Pull every "title" line out of the data below.

(Entries from a dataset)
-=-=-

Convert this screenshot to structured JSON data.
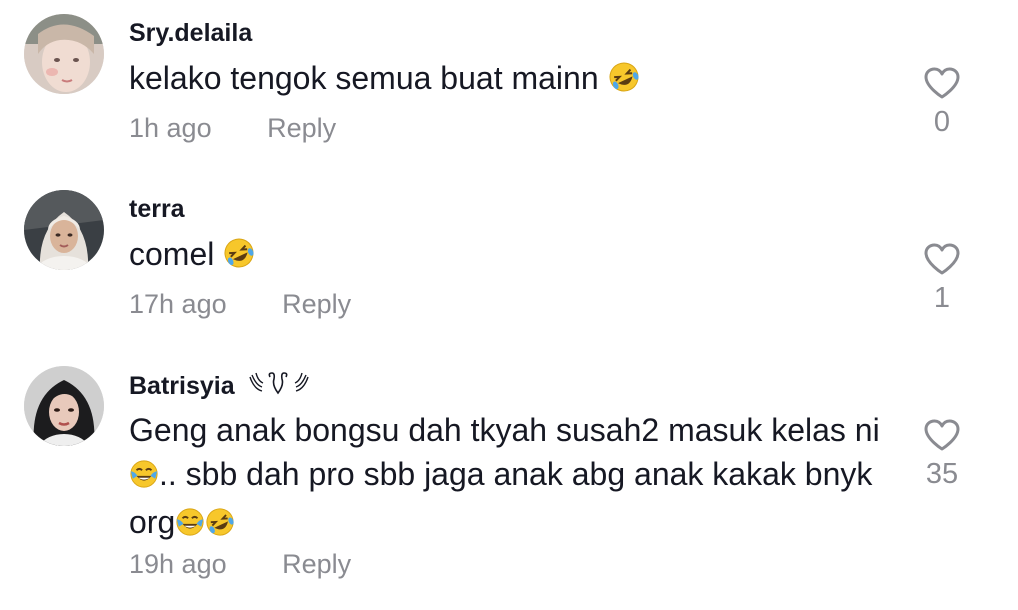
{
  "comments": [
    {
      "username": "Sry.delaila",
      "text": "kelako tengok semua buat mainn",
      "text_emoji": "rolling-on-floor-laughing-emoji",
      "time": "1h ago",
      "reply_label": "Reply",
      "likes": "0"
    },
    {
      "username": "terra",
      "text": "comel",
      "text_emoji": "rolling-on-floor-laughing-emoji",
      "time": "17h ago",
      "reply_label": "Reply",
      "likes": "1"
    },
    {
      "username": "Batrisyia",
      "username_suffix_icon": "winged-heart-doodle-icon",
      "text_parts": [
        "Geng anak bongsu dah tkyah susah2 masuk kelas ni",
        ".. sbb dah pro sbb jaga anak abg anak kakak bnyk org"
      ],
      "text_emojis": [
        "face-with-tears-of-joy-emoji",
        "face-with-tears-of-joy-emoji",
        "rolling-on-floor-laughing-emoji"
      ],
      "time": "19h ago",
      "reply_label": "Reply",
      "likes": "35"
    }
  ],
  "colors": {
    "username": "#161823",
    "meta": "#8a8b91",
    "emoji_yellow": "#f7c72b",
    "emoji_tear": "#4fa7e8"
  },
  "icons": {
    "like": "heart-outline-icon"
  }
}
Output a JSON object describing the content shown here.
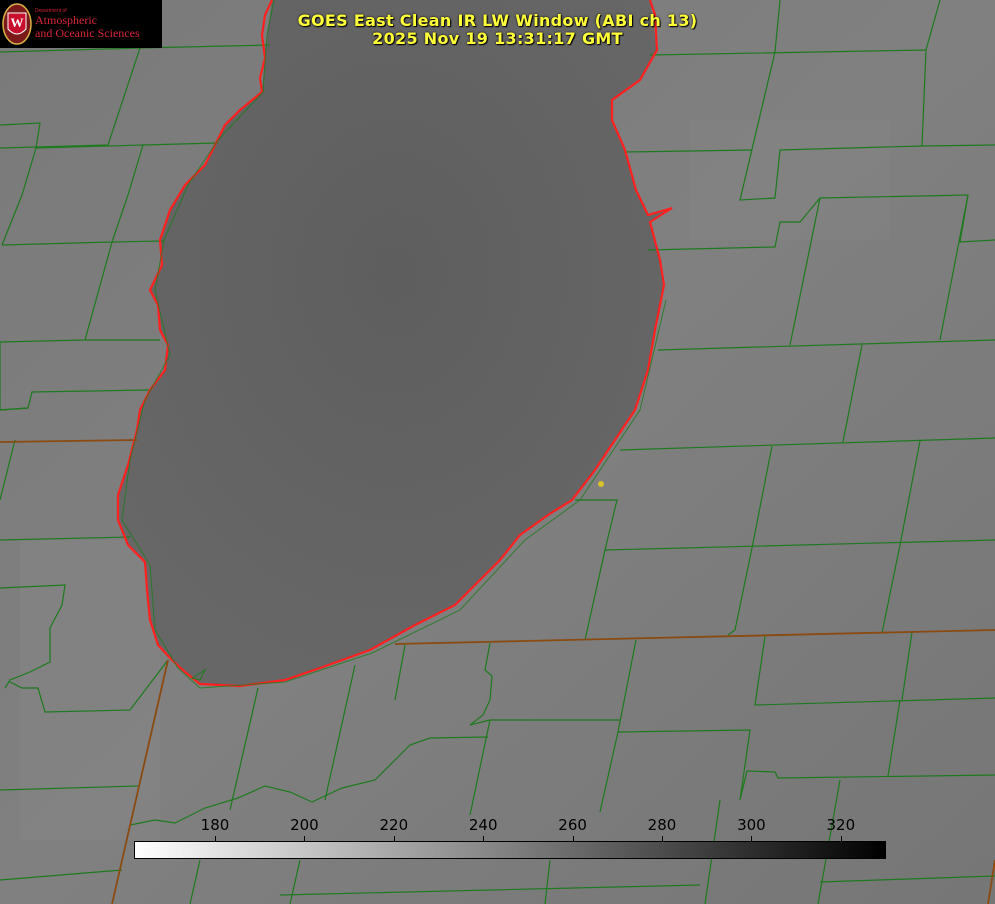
{
  "title": {
    "line1": "GOES East Clean IR LW Window (ABI ch 13)",
    "line2": "2025 Nov 19 13:31:17 GMT"
  },
  "logo": {
    "dept": "Department of",
    "line1": "Atmospheric",
    "line2": "and Oceanic Sciences",
    "seal_letter": "W"
  },
  "colorbar": {
    "ticks": [
      "180",
      "200",
      "220",
      "240",
      "260",
      "280",
      "300",
      "320"
    ],
    "colors": {
      "min": "#ffffff",
      "max": "#000000"
    }
  },
  "colors": {
    "lake_outline": "#ff2020",
    "county_lines": "#1e7a1e",
    "state_lines": "#8a4a10",
    "title": "#ffff3a",
    "station_dot": "#d6c22a"
  }
}
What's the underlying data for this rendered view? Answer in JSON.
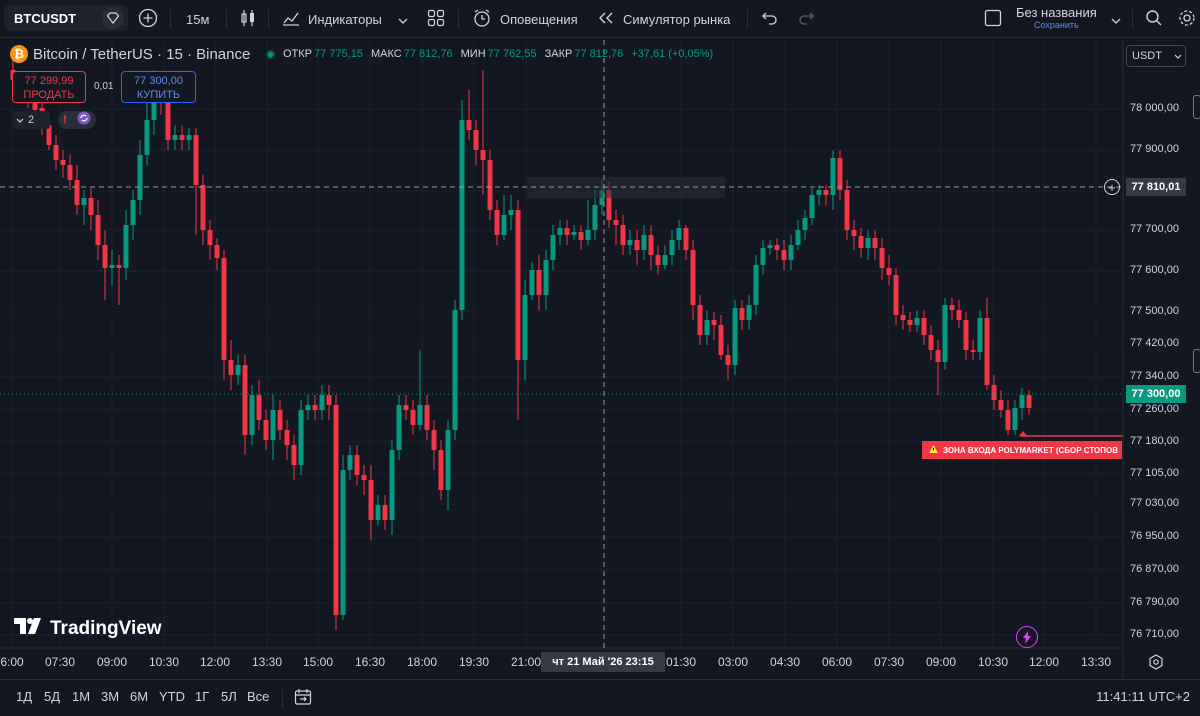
{
  "toolbar": {
    "symbol": "BTCUSDT",
    "interval": "15м",
    "indicators_label": "Индикаторы",
    "alerts_label": "Оповещения",
    "replay_label": "Симулятор рынка",
    "layout_name": "Без названия",
    "layout_status": "Сохранить"
  },
  "legend": {
    "logo_glyph": "₿",
    "title": "Bitcoin / TetherUS · 15 · Binance",
    "open_label": "ОТКР",
    "open": "77 775,15",
    "high_label": "МАКС",
    "high": "77 812,76",
    "low_label": "МИН",
    "low": "77 762,55",
    "close_label": "ЗАКР",
    "close": "77 812,76",
    "change": "+37,61 (+0,05%)"
  },
  "trade": {
    "sell_price": "77 299,99",
    "sell_label": "ПРОДАТЬ",
    "quantity": "0,01",
    "buy_price": "77 300,00",
    "buy_label": "КУПИТЬ"
  },
  "indicators_count": "2",
  "currency": "USDT",
  "price_axis": [
    "78 000,00",
    "77 900,00",
    "77 700,00",
    "77 600,00",
    "77 500,00",
    "77 420,00",
    "77 340,00",
    "77 260,00",
    "77 180,00",
    "77 105,00",
    "77 030,00",
    "76 950,00",
    "76 870,00",
    "76 790,00",
    "76 710,00"
  ],
  "crosshair_price": "77 810,01",
  "current_price": "77 300,00",
  "zone_label": "ЗОНА ВХОДА POLYMARKET (СБОР СТОПОВ",
  "time_axis": [
    "6:00",
    "07:30",
    "09:00",
    "10:30",
    "12:00",
    "13:30",
    "15:00",
    "16:30",
    "18:00",
    "19:30",
    "21:00",
    "01:30",
    "03:00",
    "04:30",
    "06:00",
    "07:30",
    "09:00",
    "10:30",
    "12:00",
    "13:30"
  ],
  "crosshair_time": "чт 21 Май '26   23:15",
  "brand": "TradingView",
  "ranges": [
    "1Д",
    "5Д",
    "1М",
    "3М",
    "6М",
    "YTD",
    "1Г",
    "5Л",
    "Все"
  ],
  "clock": "11:41:11 UTC+2",
  "colors": {
    "up": "#089981",
    "down": "#f23645",
    "background": "#131722",
    "accent": "#2962ff"
  }
}
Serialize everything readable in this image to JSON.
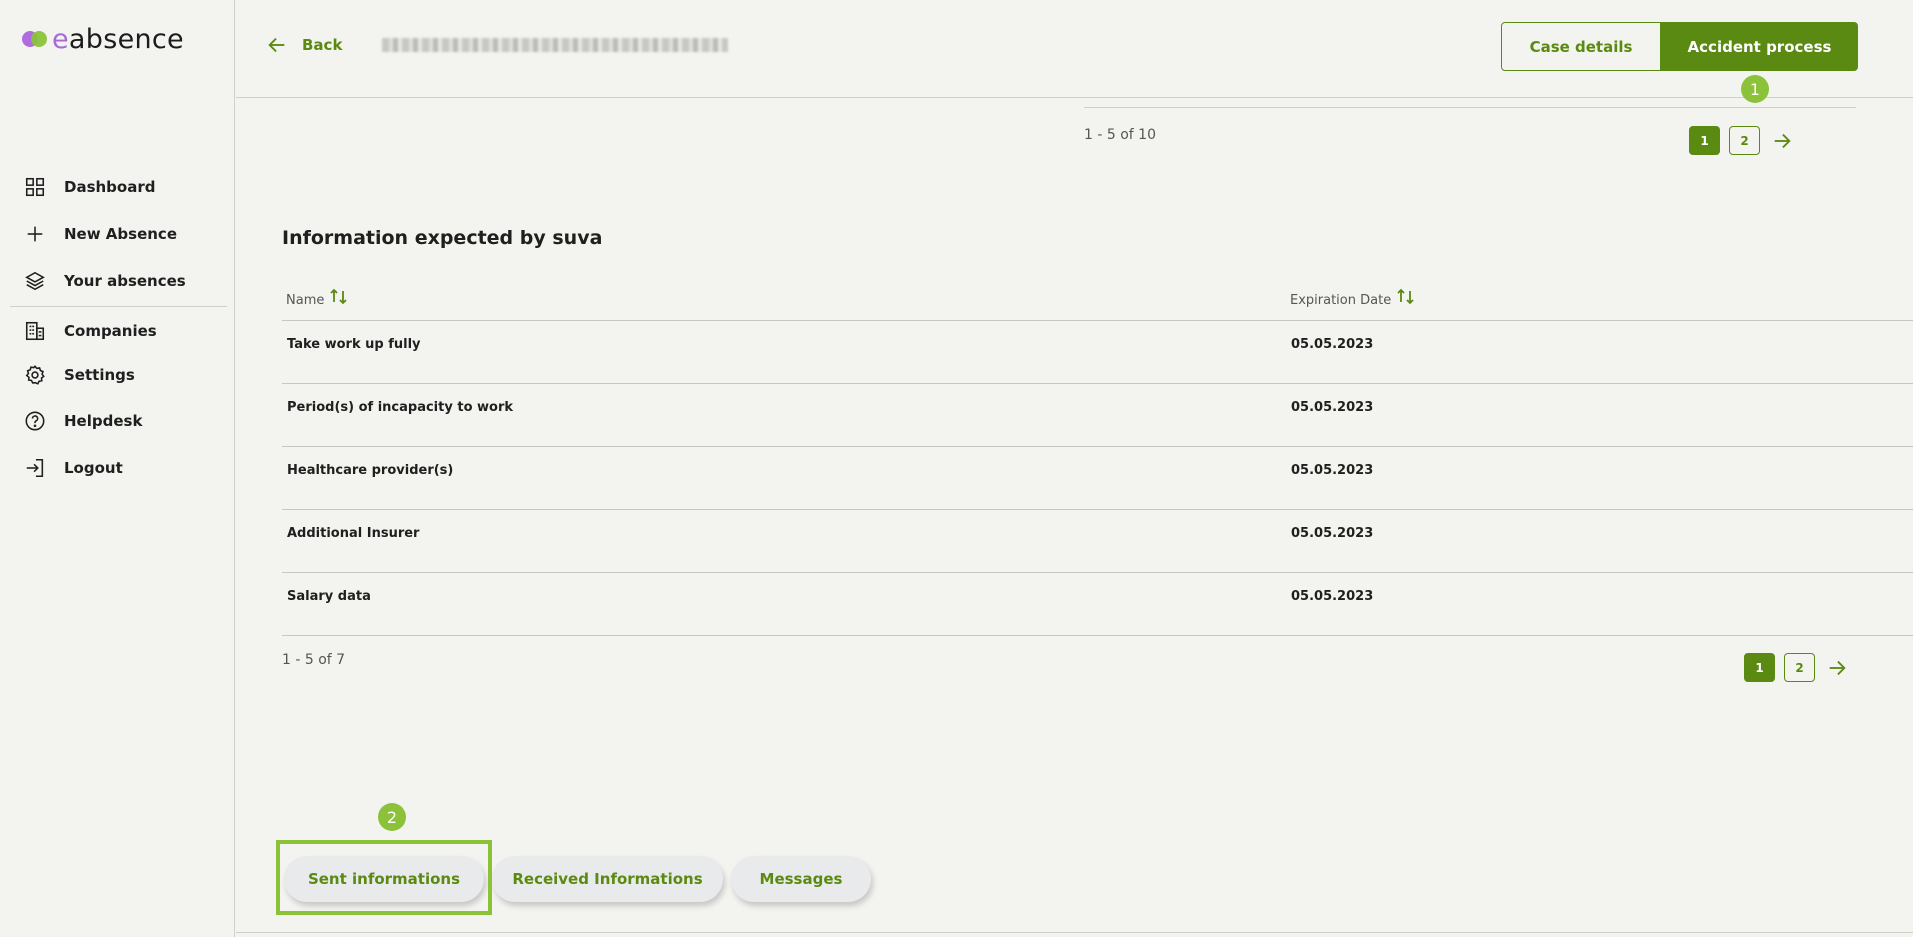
{
  "brand": {
    "prefix": "e",
    "rest": "absence"
  },
  "sidebar": {
    "items": [
      {
        "label": "Dashboard",
        "icon": "grid-icon"
      },
      {
        "label": "New Absence",
        "icon": "plus-icon"
      },
      {
        "label": "Your absences",
        "icon": "layers-icon"
      },
      {
        "label": "Companies",
        "icon": "building-icon"
      },
      {
        "label": "Settings",
        "icon": "gear-icon"
      },
      {
        "label": "Helpdesk",
        "icon": "help-circle-icon"
      },
      {
        "label": "Logout",
        "icon": "logout-icon"
      }
    ]
  },
  "header": {
    "back_label": "Back",
    "case_details_label": "Case details",
    "accident_process_label": "Accident process"
  },
  "markers": {
    "first": "1",
    "second": "2"
  },
  "top_pager": {
    "count": "1 - 5 of 10",
    "pages": [
      "1",
      "2"
    ]
  },
  "expected": {
    "title": "Information expected by suva",
    "columns": {
      "name": "Name",
      "expiration": "Expiration Date"
    },
    "rows": [
      {
        "name": "Take work up fully",
        "date": "05.05.2023"
      },
      {
        "name": "Period(s) of incapacity to work",
        "date": "05.05.2023"
      },
      {
        "name": "Healthcare provider(s)",
        "date": "05.05.2023"
      },
      {
        "name": "Additional Insurer",
        "date": "05.05.2023"
      },
      {
        "name": "Salary data",
        "date": "05.05.2023"
      }
    ],
    "pager": {
      "count": "1 - 5 of 7",
      "pages": [
        "1",
        "2"
      ]
    }
  },
  "tabs": [
    "Sent informations",
    "Received Informations",
    "Messages"
  ],
  "colors": {
    "accent": "#5a8a12",
    "marker": "#8bc23a",
    "background": "#f3f3ef"
  }
}
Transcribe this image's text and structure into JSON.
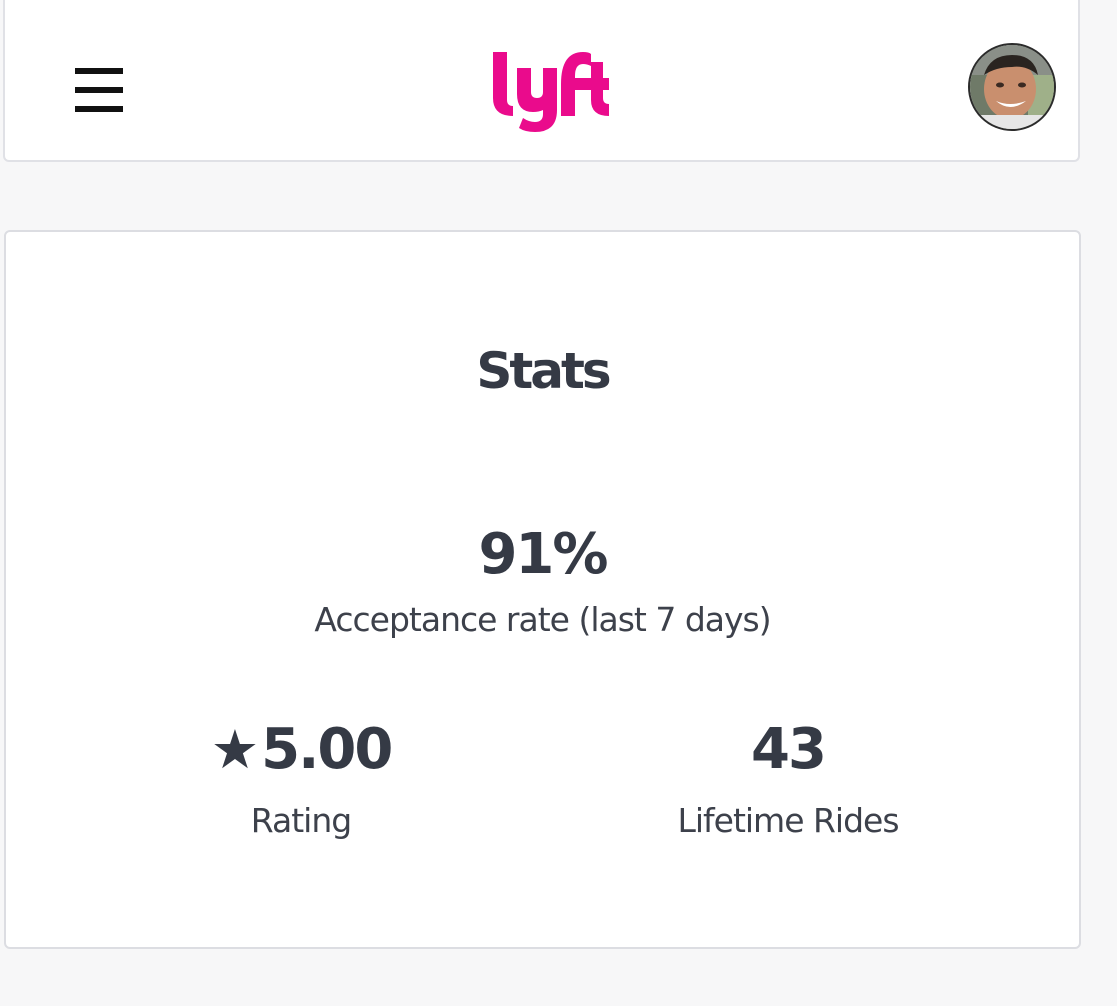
{
  "colors": {
    "brand": "#EA0B8C",
    "text": "#353A45",
    "page_background": "#F7F7F8",
    "card_background": "#FFFFFF"
  },
  "header": {
    "menu_icon": "hamburger-menu-icon",
    "logo": "lyft",
    "avatar_icon": "user-avatar"
  },
  "stats": {
    "title": "Stats",
    "acceptance_rate": {
      "value": "91%",
      "label": "Acceptance rate (last 7 days)"
    },
    "rating": {
      "star": "★",
      "value": "5.00",
      "label": "Rating"
    },
    "lifetime_rides": {
      "value": "43",
      "label": "Lifetime Rides"
    }
  }
}
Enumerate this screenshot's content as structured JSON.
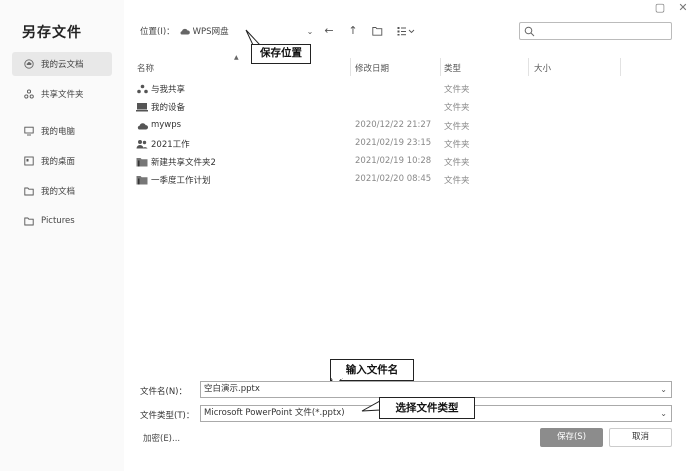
{
  "window": {
    "minimize": "▢",
    "close": "✕"
  },
  "title": "另存文件",
  "sidebar": {
    "items": [
      {
        "label": "我的云文档"
      },
      {
        "label": "共享文件夹"
      },
      {
        "label": "我的电脑"
      },
      {
        "label": "我的桌面"
      },
      {
        "label": "我的文档"
      },
      {
        "label": "Pictures"
      }
    ]
  },
  "location": {
    "label": "位置(I)：",
    "value": "WPS网盘"
  },
  "columns": {
    "name": "名称",
    "modified": "修改日期",
    "type": "类型",
    "size": "大小"
  },
  "files": [
    {
      "name": "与我共享",
      "date": "",
      "type": "文件夹",
      "icon": "share-icon"
    },
    {
      "name": "我的设备",
      "date": "",
      "type": "文件夹",
      "icon": "device-icon"
    },
    {
      "name": "mywps",
      "date": "2020/12/22 21:27",
      "type": "文件夹",
      "icon": "cloud-icon"
    },
    {
      "name": "2021工作",
      "date": "2021/02/19 23:15",
      "type": "文件夹",
      "icon": "team-icon"
    },
    {
      "name": "新建共享文件夹2",
      "date": "2021/02/19 10:28",
      "type": "文件夹",
      "icon": "folder-icon"
    },
    {
      "name": "一季度工作计划",
      "date": "2021/02/20 08:45",
      "type": "文件夹",
      "icon": "folder-icon"
    }
  ],
  "filename": {
    "label": "文件名(N)：",
    "value": "空白演示.pptx"
  },
  "filetype": {
    "label": "文件类型(T)：",
    "value": "Microsoft PowerPoint 文件(*.pptx)"
  },
  "encrypt": {
    "text": "加密(E)..."
  },
  "buttons": {
    "save": "保存(S)",
    "cancel": "取消"
  },
  "callouts": {
    "location": "保存位置",
    "filename": "输入文件名",
    "filetype": "选择文件类型"
  }
}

-=-=-

| Written response |
  "title": {
    "title": "#ffff3a",
    "title": "Bitcoin / TetherUS · 15 · Binance",
    "title": "Information expected by suva",
    "title": "Stats",
  "title": "另存文件",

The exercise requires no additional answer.